[Dataset items]
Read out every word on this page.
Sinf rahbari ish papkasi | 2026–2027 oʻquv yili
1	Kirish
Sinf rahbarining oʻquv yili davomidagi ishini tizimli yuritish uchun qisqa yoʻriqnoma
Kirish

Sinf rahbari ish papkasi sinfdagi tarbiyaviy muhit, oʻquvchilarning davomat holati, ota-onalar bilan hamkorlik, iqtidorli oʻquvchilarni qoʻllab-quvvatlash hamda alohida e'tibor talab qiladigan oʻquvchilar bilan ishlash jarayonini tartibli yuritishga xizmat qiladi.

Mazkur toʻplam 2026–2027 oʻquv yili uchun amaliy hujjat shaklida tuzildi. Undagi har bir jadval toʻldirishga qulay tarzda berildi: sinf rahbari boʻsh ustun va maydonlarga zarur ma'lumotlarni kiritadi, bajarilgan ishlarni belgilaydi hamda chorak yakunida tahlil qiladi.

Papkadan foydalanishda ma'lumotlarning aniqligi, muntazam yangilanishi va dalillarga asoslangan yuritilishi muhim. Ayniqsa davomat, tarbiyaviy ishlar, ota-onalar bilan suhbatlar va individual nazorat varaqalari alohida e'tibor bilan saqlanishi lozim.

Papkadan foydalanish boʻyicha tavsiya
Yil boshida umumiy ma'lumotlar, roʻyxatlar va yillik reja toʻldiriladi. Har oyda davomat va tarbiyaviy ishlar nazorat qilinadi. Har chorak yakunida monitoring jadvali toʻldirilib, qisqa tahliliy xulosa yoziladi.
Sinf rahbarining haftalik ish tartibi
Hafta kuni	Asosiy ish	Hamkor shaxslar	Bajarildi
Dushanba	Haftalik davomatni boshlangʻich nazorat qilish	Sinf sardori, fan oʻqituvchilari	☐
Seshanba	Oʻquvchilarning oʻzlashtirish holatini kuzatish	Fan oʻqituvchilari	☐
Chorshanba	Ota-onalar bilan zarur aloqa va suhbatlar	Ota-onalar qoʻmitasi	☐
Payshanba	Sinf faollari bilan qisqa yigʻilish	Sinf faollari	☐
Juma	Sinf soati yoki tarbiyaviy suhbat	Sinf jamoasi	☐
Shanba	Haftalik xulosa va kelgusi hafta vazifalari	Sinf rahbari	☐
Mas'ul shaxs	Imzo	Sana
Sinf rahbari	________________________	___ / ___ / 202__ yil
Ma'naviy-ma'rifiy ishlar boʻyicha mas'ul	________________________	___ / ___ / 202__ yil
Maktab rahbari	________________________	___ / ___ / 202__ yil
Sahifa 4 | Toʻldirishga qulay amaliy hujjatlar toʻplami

Task to complete: From the material above, gather all lines that include the string "oʻqituvchilari" and copy them.

Written answer:
Dushanba	Haftalik davomatni boshlangʻich nazorat qilish	Sinf sardori, fan oʻqituvchilari	☐
Seshanba	Oʻquvchilarning oʻzlashtirish holatini kuzatish	Fan oʻqituvchilari	☐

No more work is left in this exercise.